• Exercise objective
Please write the listing below out again exactly, leaving every picture behind.

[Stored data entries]
· · · · · · ·

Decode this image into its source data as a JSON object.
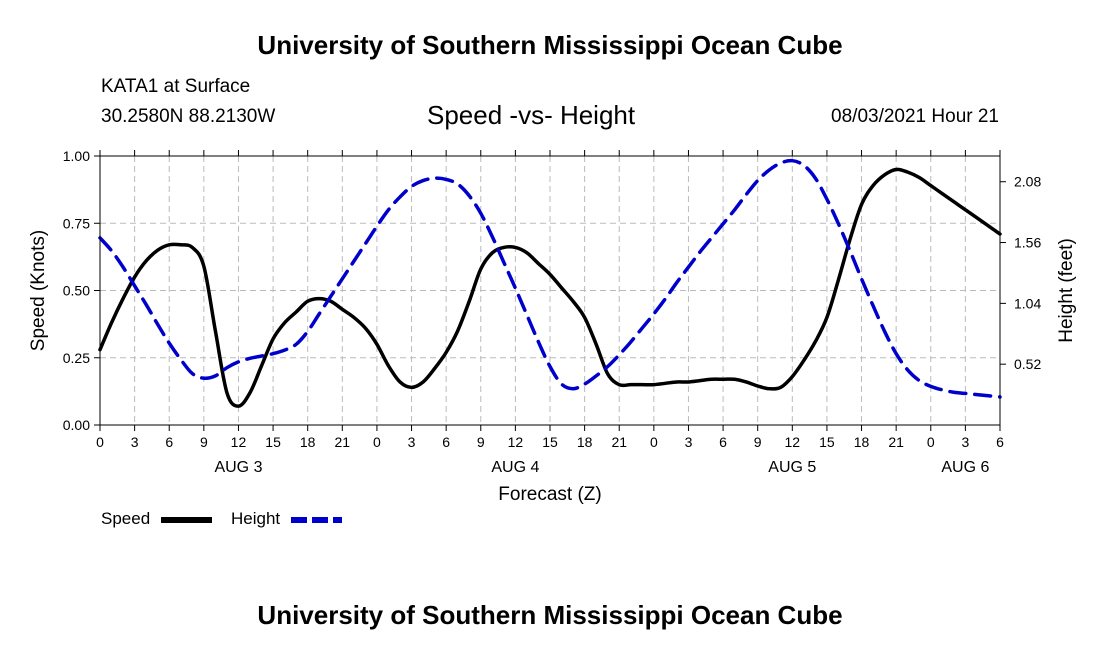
{
  "page": {
    "title_top": "University of Southern Mississippi Ocean Cube",
    "title_bottom": "University of Southern Mississippi Ocean Cube",
    "station_name": "KATA1 at Surface",
    "station_coords": "30.2580N  88.2130W",
    "plot_title": "Speed -vs- Height",
    "run_time": "08/03/2021 Hour 21"
  },
  "chart_data": {
    "type": "line",
    "title": "Speed -vs- Height",
    "xlabel": "Forecast (Z)",
    "ylabel_left": "Speed (Knots)",
    "ylabel_right": "Height (feet)",
    "x_unit": "hours since 08/03/2021 00Z",
    "xlim": [
      0,
      78
    ],
    "x_ticks": [
      0,
      3,
      6,
      9,
      12,
      15,
      18,
      21,
      24,
      27,
      30,
      33,
      36,
      39,
      42,
      45,
      48,
      51,
      54,
      57,
      60,
      63,
      66,
      69,
      72,
      75,
      78
    ],
    "x_tick_labels": [
      "0",
      "3",
      "6",
      "9",
      "12",
      "15",
      "18",
      "21",
      "0",
      "3",
      "6",
      "9",
      "12",
      "15",
      "18",
      "21",
      "0",
      "3",
      "6",
      "9",
      "12",
      "15",
      "18",
      "21",
      "0",
      "3",
      "6"
    ],
    "x_day_labels": [
      {
        "x": 12,
        "label": "AUG 3"
      },
      {
        "x": 36,
        "label": "AUG 4"
      },
      {
        "x": 60,
        "label": "AUG 5"
      },
      {
        "x": 75,
        "label": "AUG 6"
      }
    ],
    "y_left": {
      "lim": [
        0,
        1.0
      ],
      "ticks": [
        0,
        0.25,
        0.5,
        0.75,
        1.0
      ],
      "tick_labels": [
        "0.00",
        "0.25",
        "0.50",
        "0.75",
        "1.00"
      ]
    },
    "y_right": {
      "lim": [
        0,
        2.3
      ],
      "ticks": [
        0.52,
        1.04,
        1.56,
        2.08
      ],
      "tick_labels": [
        "0.52",
        "1.04",
        "1.56",
        "2.08"
      ]
    },
    "grid": true,
    "legend": [
      {
        "name": "Speed",
        "color": "#000000",
        "style": "solid"
      },
      {
        "name": "Height",
        "color": "#0000cc",
        "style": "dashed"
      }
    ],
    "series": [
      {
        "name": "Speed",
        "axis": "left",
        "color": "#000000",
        "x": [
          0,
          1,
          2,
          3,
          4,
          5,
          6,
          7,
          8,
          9,
          10,
          11,
          12,
          13,
          14,
          15,
          16,
          17,
          18,
          19,
          20,
          21,
          22,
          23,
          24,
          25,
          26,
          27,
          28,
          29,
          30,
          31,
          32,
          33,
          34,
          35,
          36,
          37,
          38,
          39,
          40,
          41,
          42,
          43,
          44,
          45,
          46,
          47,
          48,
          49,
          50,
          51,
          52,
          53,
          54,
          55,
          56,
          57,
          58,
          59,
          60,
          61,
          62,
          63,
          64,
          65,
          66,
          67,
          68,
          69,
          70,
          71,
          72,
          73,
          74,
          75,
          76,
          77,
          78
        ],
        "values": [
          0.28,
          0.38,
          0.47,
          0.55,
          0.61,
          0.65,
          0.67,
          0.67,
          0.66,
          0.59,
          0.35,
          0.12,
          0.07,
          0.12,
          0.22,
          0.32,
          0.38,
          0.42,
          0.46,
          0.47,
          0.46,
          0.43,
          0.4,
          0.36,
          0.3,
          0.22,
          0.16,
          0.14,
          0.16,
          0.21,
          0.27,
          0.35,
          0.46,
          0.58,
          0.64,
          0.66,
          0.66,
          0.64,
          0.6,
          0.56,
          0.51,
          0.46,
          0.4,
          0.3,
          0.19,
          0.15,
          0.15,
          0.15,
          0.15,
          0.155,
          0.16,
          0.16,
          0.165,
          0.17,
          0.17,
          0.17,
          0.16,
          0.145,
          0.135,
          0.14,
          0.18,
          0.24,
          0.31,
          0.4,
          0.54,
          0.69,
          0.82,
          0.89,
          0.93,
          0.95,
          0.94,
          0.92,
          0.89,
          0.86,
          0.83,
          0.8,
          0.77,
          0.74,
          0.71
        ]
      },
      {
        "name": "Height",
        "axis": "right",
        "color": "#0000cc",
        "x": [
          0,
          1,
          2,
          3,
          4,
          5,
          6,
          7,
          8,
          9,
          10,
          11,
          12,
          13,
          14,
          15,
          16,
          17,
          18,
          19,
          20,
          21,
          22,
          23,
          24,
          25,
          26,
          27,
          28,
          29,
          30,
          31,
          32,
          33,
          34,
          35,
          36,
          37,
          38,
          39,
          40,
          41,
          42,
          43,
          44,
          45,
          46,
          47,
          48,
          49,
          50,
          51,
          52,
          53,
          54,
          55,
          56,
          57,
          58,
          59,
          60,
          61,
          62,
          63,
          64,
          65,
          66,
          67,
          68,
          69,
          70,
          71,
          72,
          73,
          74,
          75,
          76,
          77,
          78
        ],
        "values": [
          1.6,
          1.49,
          1.35,
          1.19,
          1.03,
          0.86,
          0.7,
          0.56,
          0.44,
          0.4,
          0.42,
          0.49,
          0.54,
          0.57,
          0.59,
          0.61,
          0.64,
          0.69,
          0.8,
          0.95,
          1.1,
          1.25,
          1.4,
          1.55,
          1.7,
          1.84,
          1.95,
          2.04,
          2.09,
          2.11,
          2.1,
          2.06,
          1.96,
          1.81,
          1.61,
          1.39,
          1.17,
          0.94,
          0.71,
          0.5,
          0.35,
          0.31,
          0.35,
          0.42,
          0.5,
          0.6,
          0.71,
          0.83,
          0.95,
          1.08,
          1.22,
          1.35,
          1.48,
          1.6,
          1.72,
          1.84,
          1.97,
          2.09,
          2.18,
          2.24,
          2.26,
          2.22,
          2.11,
          1.93,
          1.72,
          1.49,
          1.25,
          1.02,
          0.8,
          0.61,
          0.47,
          0.38,
          0.33,
          0.3,
          0.28,
          0.27,
          0.26,
          0.25,
          0.24
        ]
      }
    ]
  }
}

· · · · · · ·

• Answer to the exercise
Decode this image into its source data as a JSON object.
{
  "page": {
    "title_top": "University of Southern Mississippi Ocean Cube",
    "title_bottom": "University of Southern Mississippi Ocean Cube",
    "station_name": "KATA1 at Surface",
    "station_coords": "30.2580N  88.2130W",
    "plot_title": "Speed -vs- Height",
    "run_time": "08/03/2021 Hour 21"
  },
  "chart_data": {
    "type": "line",
    "title": "Speed -vs- Height",
    "xlabel": "Forecast (Z)",
    "ylabel_left": "Speed (Knots)",
    "ylabel_right": "Height (feet)",
    "x_unit": "hours since 08/03/2021 00Z",
    "xlim": [
      0,
      78
    ],
    "x_ticks": [
      0,
      3,
      6,
      9,
      12,
      15,
      18,
      21,
      24,
      27,
      30,
      33,
      36,
      39,
      42,
      45,
      48,
      51,
      54,
      57,
      60,
      63,
      66,
      69,
      72,
      75,
      78
    ],
    "x_tick_labels": [
      "0",
      "3",
      "6",
      "9",
      "12",
      "15",
      "18",
      "21",
      "0",
      "3",
      "6",
      "9",
      "12",
      "15",
      "18",
      "21",
      "0",
      "3",
      "6",
      "9",
      "12",
      "15",
      "18",
      "21",
      "0",
      "3",
      "6"
    ],
    "x_day_labels": [
      {
        "x": 12,
        "label": "AUG 3"
      },
      {
        "x": 36,
        "label": "AUG 4"
      },
      {
        "x": 60,
        "label": "AUG 5"
      },
      {
        "x": 75,
        "label": "AUG 6"
      }
    ],
    "y_left": {
      "lim": [
        0,
        1.0
      ],
      "ticks": [
        0,
        0.25,
        0.5,
        0.75,
        1.0
      ],
      "tick_labels": [
        "0.00",
        "0.25",
        "0.50",
        "0.75",
        "1.00"
      ]
    },
    "y_right": {
      "lim": [
        0,
        2.3
      ],
      "ticks": [
        0.52,
        1.04,
        1.56,
        2.08
      ],
      "tick_labels": [
        "0.52",
        "1.04",
        "1.56",
        "2.08"
      ]
    },
    "grid": true,
    "legend": [
      {
        "name": "Speed",
        "color": "#000000",
        "style": "solid"
      },
      {
        "name": "Height",
        "color": "#0000cc",
        "style": "dashed"
      }
    ],
    "series": [
      {
        "name": "Speed",
        "axis": "left",
        "color": "#000000",
        "x": [
          0,
          1,
          2,
          3,
          4,
          5,
          6,
          7,
          8,
          9,
          10,
          11,
          12,
          13,
          14,
          15,
          16,
          17,
          18,
          19,
          20,
          21,
          22,
          23,
          24,
          25,
          26,
          27,
          28,
          29,
          30,
          31,
          32,
          33,
          34,
          35,
          36,
          37,
          38,
          39,
          40,
          41,
          42,
          43,
          44,
          45,
          46,
          47,
          48,
          49,
          50,
          51,
          52,
          53,
          54,
          55,
          56,
          57,
          58,
          59,
          60,
          61,
          62,
          63,
          64,
          65,
          66,
          67,
          68,
          69,
          70,
          71,
          72,
          73,
          74,
          75,
          76,
          77,
          78
        ],
        "values": [
          0.28,
          0.38,
          0.47,
          0.55,
          0.61,
          0.65,
          0.67,
          0.67,
          0.66,
          0.59,
          0.35,
          0.12,
          0.07,
          0.12,
          0.22,
          0.32,
          0.38,
          0.42,
          0.46,
          0.47,
          0.46,
          0.43,
          0.4,
          0.36,
          0.3,
          0.22,
          0.16,
          0.14,
          0.16,
          0.21,
          0.27,
          0.35,
          0.46,
          0.58,
          0.64,
          0.66,
          0.66,
          0.64,
          0.6,
          0.56,
          0.51,
          0.46,
          0.4,
          0.3,
          0.19,
          0.15,
          0.15,
          0.15,
          0.15,
          0.155,
          0.16,
          0.16,
          0.165,
          0.17,
          0.17,
          0.17,
          0.16,
          0.145,
          0.135,
          0.14,
          0.18,
          0.24,
          0.31,
          0.4,
          0.54,
          0.69,
          0.82,
          0.89,
          0.93,
          0.95,
          0.94,
          0.92,
          0.89,
          0.86,
          0.83,
          0.8,
          0.77,
          0.74,
          0.71
        ]
      },
      {
        "name": "Height",
        "axis": "right",
        "color": "#0000cc",
        "x": [
          0,
          1,
          2,
          3,
          4,
          5,
          6,
          7,
          8,
          9,
          10,
          11,
          12,
          13,
          14,
          15,
          16,
          17,
          18,
          19,
          20,
          21,
          22,
          23,
          24,
          25,
          26,
          27,
          28,
          29,
          30,
          31,
          32,
          33,
          34,
          35,
          36,
          37,
          38,
          39,
          40,
          41,
          42,
          43,
          44,
          45,
          46,
          47,
          48,
          49,
          50,
          51,
          52,
          53,
          54,
          55,
          56,
          57,
          58,
          59,
          60,
          61,
          62,
          63,
          64,
          65,
          66,
          67,
          68,
          69,
          70,
          71,
          72,
          73,
          74,
          75,
          76,
          77,
          78
        ],
        "values": [
          1.6,
          1.49,
          1.35,
          1.19,
          1.03,
          0.86,
          0.7,
          0.56,
          0.44,
          0.4,
          0.42,
          0.49,
          0.54,
          0.57,
          0.59,
          0.61,
          0.64,
          0.69,
          0.8,
          0.95,
          1.1,
          1.25,
          1.4,
          1.55,
          1.7,
          1.84,
          1.95,
          2.04,
          2.09,
          2.11,
          2.1,
          2.06,
          1.96,
          1.81,
          1.61,
          1.39,
          1.17,
          0.94,
          0.71,
          0.5,
          0.35,
          0.31,
          0.35,
          0.42,
          0.5,
          0.6,
          0.71,
          0.83,
          0.95,
          1.08,
          1.22,
          1.35,
          1.48,
          1.6,
          1.72,
          1.84,
          1.97,
          2.09,
          2.18,
          2.24,
          2.26,
          2.22,
          2.11,
          1.93,
          1.72,
          1.49,
          1.25,
          1.02,
          0.8,
          0.61,
          0.47,
          0.38,
          0.33,
          0.3,
          0.28,
          0.27,
          0.26,
          0.25,
          0.24
        ]
      }
    ]
  }
}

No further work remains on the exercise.